■ **Problem statement**
Beginning at the line with "Give me the", output each line to the end of the listing below exactly, please.

■ **Provided records**
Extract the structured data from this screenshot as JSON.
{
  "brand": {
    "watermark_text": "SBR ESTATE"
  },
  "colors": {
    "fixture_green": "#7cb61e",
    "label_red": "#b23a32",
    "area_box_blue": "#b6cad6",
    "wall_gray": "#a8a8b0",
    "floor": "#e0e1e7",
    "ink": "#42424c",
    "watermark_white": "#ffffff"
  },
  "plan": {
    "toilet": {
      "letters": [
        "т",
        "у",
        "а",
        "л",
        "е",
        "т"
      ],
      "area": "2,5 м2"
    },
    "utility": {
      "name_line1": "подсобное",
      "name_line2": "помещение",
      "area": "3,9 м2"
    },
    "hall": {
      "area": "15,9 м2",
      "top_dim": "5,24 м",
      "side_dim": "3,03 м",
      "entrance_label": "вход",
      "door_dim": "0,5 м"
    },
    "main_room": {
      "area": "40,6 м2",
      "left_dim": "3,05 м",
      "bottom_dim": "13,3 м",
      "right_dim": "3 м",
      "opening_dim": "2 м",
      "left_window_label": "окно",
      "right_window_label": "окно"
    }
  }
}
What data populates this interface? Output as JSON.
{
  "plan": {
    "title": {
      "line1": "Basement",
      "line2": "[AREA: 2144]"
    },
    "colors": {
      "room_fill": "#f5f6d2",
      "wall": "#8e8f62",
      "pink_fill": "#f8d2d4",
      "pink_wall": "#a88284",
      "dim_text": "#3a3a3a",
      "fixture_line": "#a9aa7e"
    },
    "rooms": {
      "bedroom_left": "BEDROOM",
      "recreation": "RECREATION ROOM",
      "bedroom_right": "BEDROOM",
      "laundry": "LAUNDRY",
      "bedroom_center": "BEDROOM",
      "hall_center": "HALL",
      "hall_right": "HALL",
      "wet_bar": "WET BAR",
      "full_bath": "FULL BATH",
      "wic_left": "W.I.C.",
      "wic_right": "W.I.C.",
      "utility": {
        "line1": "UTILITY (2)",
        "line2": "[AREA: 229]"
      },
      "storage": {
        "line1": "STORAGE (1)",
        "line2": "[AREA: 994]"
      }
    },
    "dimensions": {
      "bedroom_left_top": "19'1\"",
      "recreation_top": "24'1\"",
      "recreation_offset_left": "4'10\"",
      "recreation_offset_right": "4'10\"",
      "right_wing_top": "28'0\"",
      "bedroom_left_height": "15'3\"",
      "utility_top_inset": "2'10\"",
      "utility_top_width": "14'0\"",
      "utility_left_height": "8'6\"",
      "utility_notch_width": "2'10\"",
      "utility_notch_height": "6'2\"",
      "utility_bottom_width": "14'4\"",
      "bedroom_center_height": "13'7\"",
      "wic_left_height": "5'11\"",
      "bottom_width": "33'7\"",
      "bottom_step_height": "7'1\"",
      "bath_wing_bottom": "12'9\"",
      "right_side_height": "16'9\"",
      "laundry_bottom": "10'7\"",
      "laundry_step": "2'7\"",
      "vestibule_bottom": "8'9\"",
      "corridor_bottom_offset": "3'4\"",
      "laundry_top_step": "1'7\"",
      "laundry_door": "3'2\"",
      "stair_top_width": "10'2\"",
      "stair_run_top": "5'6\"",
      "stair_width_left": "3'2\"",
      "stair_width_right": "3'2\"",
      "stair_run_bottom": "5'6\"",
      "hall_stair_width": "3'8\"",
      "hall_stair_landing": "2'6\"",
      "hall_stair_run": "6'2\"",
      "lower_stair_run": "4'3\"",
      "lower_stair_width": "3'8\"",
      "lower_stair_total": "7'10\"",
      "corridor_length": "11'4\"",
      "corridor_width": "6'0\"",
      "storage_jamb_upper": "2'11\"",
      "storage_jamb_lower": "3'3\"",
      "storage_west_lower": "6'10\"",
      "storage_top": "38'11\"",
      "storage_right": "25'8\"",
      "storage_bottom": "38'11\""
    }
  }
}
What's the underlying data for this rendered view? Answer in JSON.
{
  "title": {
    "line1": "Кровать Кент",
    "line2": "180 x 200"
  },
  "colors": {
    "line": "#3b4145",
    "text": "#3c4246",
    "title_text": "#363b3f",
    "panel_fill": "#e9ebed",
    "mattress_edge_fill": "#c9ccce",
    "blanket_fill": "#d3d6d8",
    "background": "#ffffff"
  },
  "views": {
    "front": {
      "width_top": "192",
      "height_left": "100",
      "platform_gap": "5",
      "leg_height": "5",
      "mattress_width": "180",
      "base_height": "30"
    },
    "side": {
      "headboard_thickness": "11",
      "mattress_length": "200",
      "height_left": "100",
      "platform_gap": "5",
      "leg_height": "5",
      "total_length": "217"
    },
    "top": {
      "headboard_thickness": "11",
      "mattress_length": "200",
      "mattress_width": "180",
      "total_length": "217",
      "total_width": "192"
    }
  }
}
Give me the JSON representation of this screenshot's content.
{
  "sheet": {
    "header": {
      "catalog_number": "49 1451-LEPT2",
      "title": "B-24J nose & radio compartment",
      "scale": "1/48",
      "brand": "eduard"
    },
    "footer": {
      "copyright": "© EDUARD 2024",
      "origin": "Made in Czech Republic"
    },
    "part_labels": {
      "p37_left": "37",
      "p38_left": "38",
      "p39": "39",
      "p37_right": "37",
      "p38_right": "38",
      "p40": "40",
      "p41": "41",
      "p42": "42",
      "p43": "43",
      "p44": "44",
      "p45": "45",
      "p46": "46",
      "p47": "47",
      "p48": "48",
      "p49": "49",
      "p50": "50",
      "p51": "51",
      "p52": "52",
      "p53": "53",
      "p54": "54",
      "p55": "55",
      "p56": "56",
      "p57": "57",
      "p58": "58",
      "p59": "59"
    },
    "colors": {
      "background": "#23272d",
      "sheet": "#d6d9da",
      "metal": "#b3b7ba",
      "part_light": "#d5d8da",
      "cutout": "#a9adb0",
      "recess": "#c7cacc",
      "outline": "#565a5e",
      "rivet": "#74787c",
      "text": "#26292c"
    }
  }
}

■ **Written solution**
Give me the JSON representation of this screenshot's content.
{
  "sheet": {
    "header": {
      "catalog_number": "49 1451-LEPT2",
      "title": "B-24J nose & radio compartment",
      "scale": "1/48",
      "brand": "eduard"
    },
    "footer": {
      "copyright": "© EDUARD 2024",
      "origin": "Made in Czech Republic"
    },
    "part_labels": {
      "p37_left": "37",
      "p38_left": "38",
      "p39": "39",
      "p37_right": "37",
      "p38_right": "38",
      "p40": "40",
      "p41": "41",
      "p42": "42",
      "p43": "43",
      "p44": "44",
      "p45": "45",
      "p46": "46",
      "p47": "47",
      "p48": "48",
      "p49": "49",
      "p50": "50",
      "p51": "51",
      "p52": "52",
      "p53": "53",
      "p54": "54",
      "p55": "55",
      "p56": "56",
      "p57": "57",
      "p58": "58",
      "p59": "59"
    },
    "colors": {
      "background": "#23272d",
      "sheet": "#d6d9da",
      "metal": "#b3b7ba",
      "part_light": "#d5d8da",
      "cutout": "#a9adb0",
      "recess": "#c7cacc",
      "outline": "#565a5e",
      "rivet": "#74787c",
      "text": "#26292c"
    }
  }
}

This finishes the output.